[begin Given data]
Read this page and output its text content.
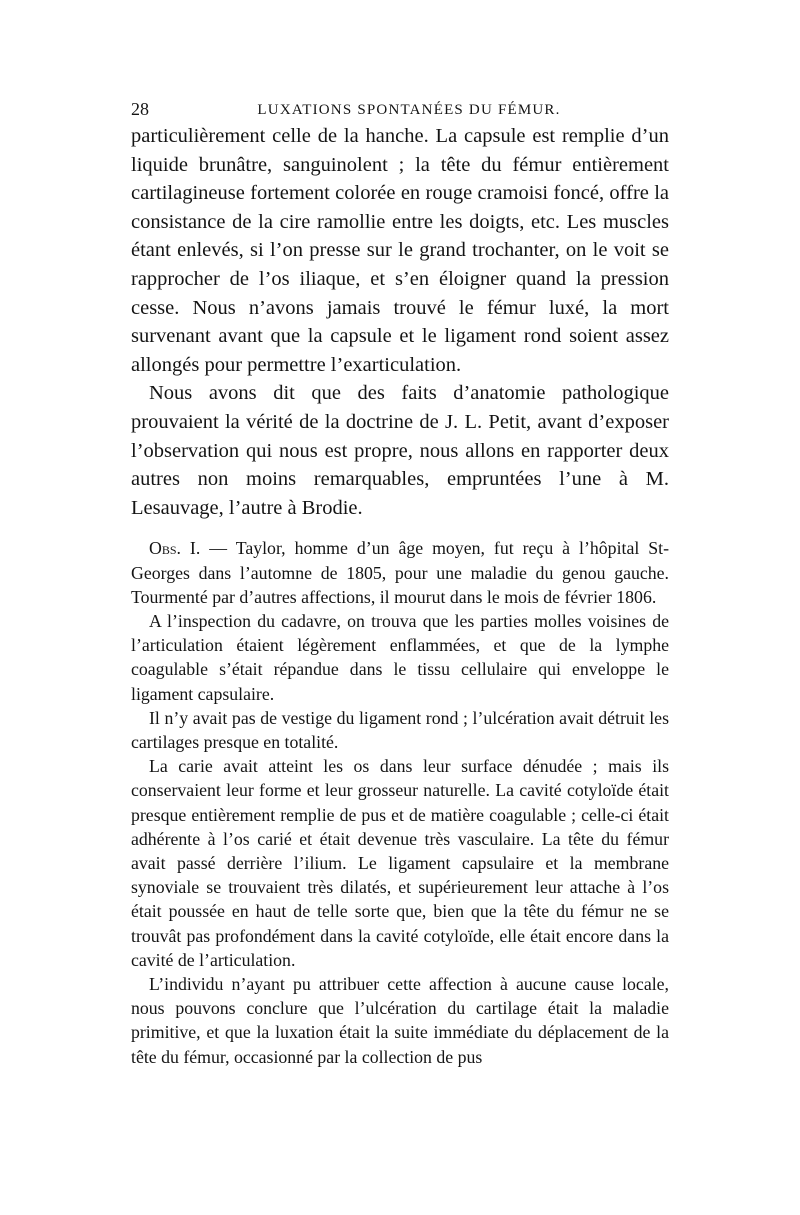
28	LUXATIONS SPONTANÉES DU FÉMUR.

particulièrement celle de la hanche. La capsule est remplie d’un liquide brunâtre, sanguinolent ; la tête du fémur entièrement cartilagineuse fortement colorée en rouge cramoisi foncé, offre la consistance de la cire ramollie entre les doigts, etc. Les muscles étant enlevés, si l’on presse sur le grand trochanter, on le voit se rapprocher de l’os iliaque, et s’en éloigner quand la pression cesse. Nous n’avons jamais trouvé le fémur luxé, la mort survenant avant que la capsule et le ligament rond soient assez allongés pour permettre l’exarticulation.

Nous avons dit que des faits d’anatomie pathologique prouvaient la vérité de la doctrine de J. L. Petit, avant d’exposer l’observation qui nous est propre, nous allons en rapporter deux autres non moins remarquables, empruntées l’une à M. Lesauvage, l’autre à Brodie.

Obs. I. — Taylor, homme d’un âge moyen, fut reçu à l’hôpital St-Georges dans l’automne de 1805, pour une maladie du genou gauche. Tourmenté par d’autres affections, il mourut dans le mois de février 1806.

A l’inspection du cadavre, on trouva que les parties molles voisines de l’articulation étaient légèrement enflammées, et que de la lymphe coagulable s’était répandue dans le tissu cellulaire qui enveloppe le ligament capsulaire.

Il n’y avait pas de vestige du ligament rond ; l’ulcération avait détruit les cartilages presque en totalité.

La carie avait atteint les os dans leur surface dénudée ; mais ils conservaient leur forme et leur grosseur naturelle. La cavité cotyloïde était presque entièrement remplie de pus et de matière coagulable ; celle-ci était adhérente à l’os carié et était devenue très vasculaire. La tête du fémur avait passé derrière l’ilium. Le ligament capsulaire et la membrane synoviale se trouvaient très dilatés, et supérieurement leur attache à l’os était poussée en haut de telle sorte que, bien que la tête du fémur ne se trouvât pas profondément dans la cavité cotyloïde, elle était encore dans la cavité de l’articulation.

L’individu n’ayant pu attribuer cette affection à aucune cause locale, nous pouvons conclure que l’ulcération du cartilage était la maladie primitive, et que la luxation était la suite immédiate du déplacement de la tête du fémur, occasionné par la collection de pus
[end Given data]
● **Given problem**:
Print each line of the material above exactly, with the pictures removed from your copy.

● **Solution to the exercise**:
Read this page and output its text content.
28	LUXATIONS SPONTANÉES DU FÉMUR.

particulièrement celle de la hanche. La capsule est remplie d’un liquide brunâtre, sanguinolent ; la tête du fémur entièrement cartilagineuse fortement colorée en rouge cramoisi foncé, offre la consistance de la cire ramollie entre les doigts, etc. Les muscles étant enlevés, si l’on presse sur le grand trochanter, on le voit se rapprocher de l’os iliaque, et s’en éloigner quand la pression cesse. Nous n’avons jamais trouvé le fémur luxé, la mort survenant avant que la capsule et le ligament rond soient assez allongés pour permettre l’exarticulation.

Nous avons dit que des faits d’anatomie pathologique prouvaient la vérité de la doctrine de J. L. Petit, avant d’exposer l’observation qui nous est propre, nous allons en rapporter deux autres non moins remarquables, empruntées l’une à M. Lesauvage, l’autre à Brodie.

Obs. I. — Taylor, homme d’un âge moyen, fut reçu à l’hôpital St-Georges dans l’automne de 1805, pour une maladie du genou gauche. Tourmenté par d’autres affections, il mourut dans le mois de février 1806.

A l’inspection du cadavre, on trouva que les parties molles voisines de l’articulation étaient légèrement enflammées, et que de la lymphe coagulable s’était répandue dans le tissu cellulaire qui enveloppe le ligament capsulaire.

Il n’y avait pas de vestige du ligament rond ; l’ulcération avait détruit les cartilages presque en totalité.

La carie avait atteint les os dans leur surface dénudée ; mais ils conservaient leur forme et leur grosseur naturelle. La cavité cotyloïde était presque entièrement remplie de pus et de matière coagulable ; celle-ci était adhérente à l’os carié et était devenue très vasculaire. La tête du fémur avait passé derrière l’ilium. Le ligament capsulaire et la membrane synoviale se trouvaient très dilatés, et supérieurement leur attache à l’os était poussée en haut de telle sorte que, bien que la tête du fémur ne se trouvât pas profondément dans la cavité cotyloïde, elle était encore dans la cavité de l’articulation.

L’individu n’ayant pu attribuer cette affection à aucune cause locale, nous pouvons conclure que l’ulcération du cartilage était la maladie primitive, et que la luxation était la suite immédiate du déplacement de la tête du fémur, occasionné par la collection de pus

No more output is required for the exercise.